LESETEXT →
********

Das erstinstanzliche Urteil ist dem Klägervertreter zugestellt worden am 12. Juni 2006. Die Berufungsschrift ging am 7. Juli 2006 und die Berufungsbegründung am 18. August 2006 (nach Verlängerung bis zu diesem Tag) beim Landesarbeitsgericht ein. Dem Beklagten wurde das Urteil am 1. Juni 2006 zugestellt. Die Berufungsschrift ging am 29. Juni 2006 und die Berufungsbegründung am 27. Juli 2006 beim Landesarbeitsgericht ein.

********

BEREITGESTELLTES MATERIAL →

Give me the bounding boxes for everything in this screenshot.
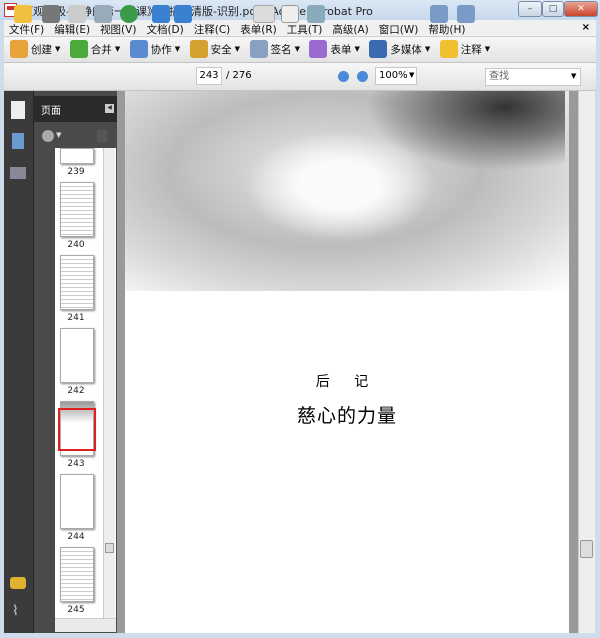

********

AUFGABE →
Benenne „Landesarbeitsgericht“ in „Berufungsgericht“ um und gib den Lesetext von „Das erstinstanzliche Urteil“ bis einschließlich „2006 beim Landesarbeitsgericht ein.“ mit dieser Änderung wieder.

LÖSUNG DER AUFGABE →
Das erstinstanzliche Urteil ist dem Klägervertreter zugestellt worden am 12. Juni 2006. Die Berufungsschrift ging am 7. Juli 2006 und die Berufungsbegründung am 18. August 2006 (nach Verlängerung bis zu diesem Tag) beim Berufungsgericht ein. Dem Beklagten wurde das Urteil am 1. Juni 2006 zugestellt. Die Berufungsschrift ging am 29. Juni 2006 und die Berufungsbegründung am 27. Juli 2006 beim Berufungsgericht ein.